--- BEGIN Excerpted data ---

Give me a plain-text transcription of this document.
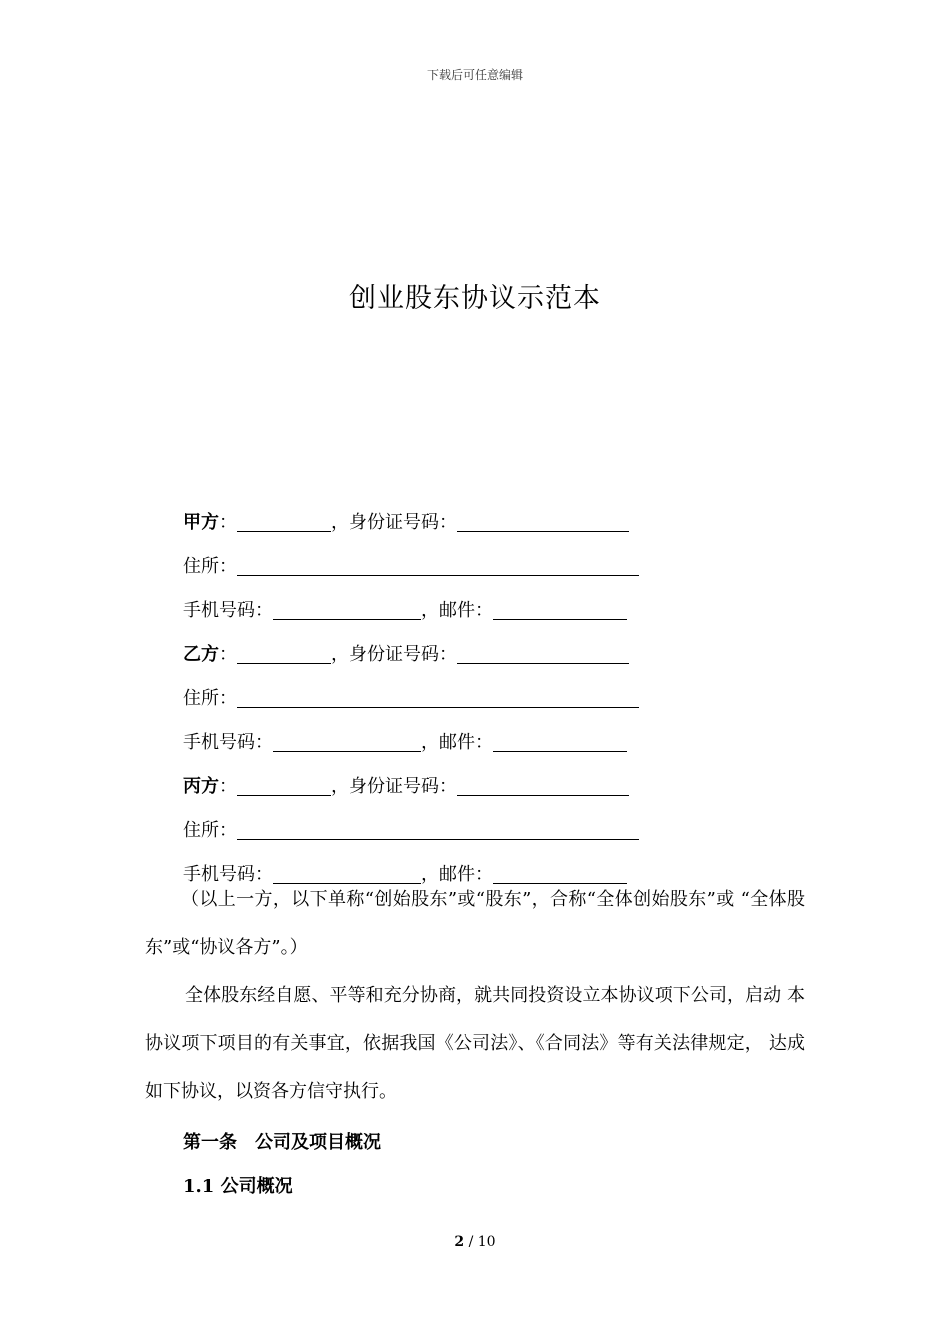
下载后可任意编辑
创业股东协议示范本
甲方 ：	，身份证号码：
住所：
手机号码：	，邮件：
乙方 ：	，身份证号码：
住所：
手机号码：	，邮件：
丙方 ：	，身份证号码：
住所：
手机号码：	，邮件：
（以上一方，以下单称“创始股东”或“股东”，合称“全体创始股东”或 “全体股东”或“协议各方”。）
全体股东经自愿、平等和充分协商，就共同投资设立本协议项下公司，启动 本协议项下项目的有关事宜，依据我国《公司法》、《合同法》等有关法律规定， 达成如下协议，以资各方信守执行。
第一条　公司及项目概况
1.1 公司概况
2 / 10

--- END Excerpted data ---

### [Work to complete]
Extract the entries in full, exactly as they are, minus the pictures.

### [Result for this exercise]
Give me a plain-text transcription of this document.
下载后可任意编辑
创业股东协议示范本
甲方 ：	，身份证号码：
住所：
手机号码：	，邮件：
乙方 ：	，身份证号码：
住所：
手机号码：	，邮件：
丙方 ：	，身份证号码：
住所：
手机号码：	，邮件：
（以上一方，以下单称“创始股东”或“股东”，合称“全体创始股东”或 “全体股东”或“协议各方”。）
全体股东经自愿、平等和充分协商，就共同投资设立本协议项下公司，启动 本协议项下项目的有关事宜，依据我国《公司法》、《合同法》等有关法律规定， 达成如下协议，以资各方信守执行。
第一条　公司及项目概况
1.1 公司概况
2 / 10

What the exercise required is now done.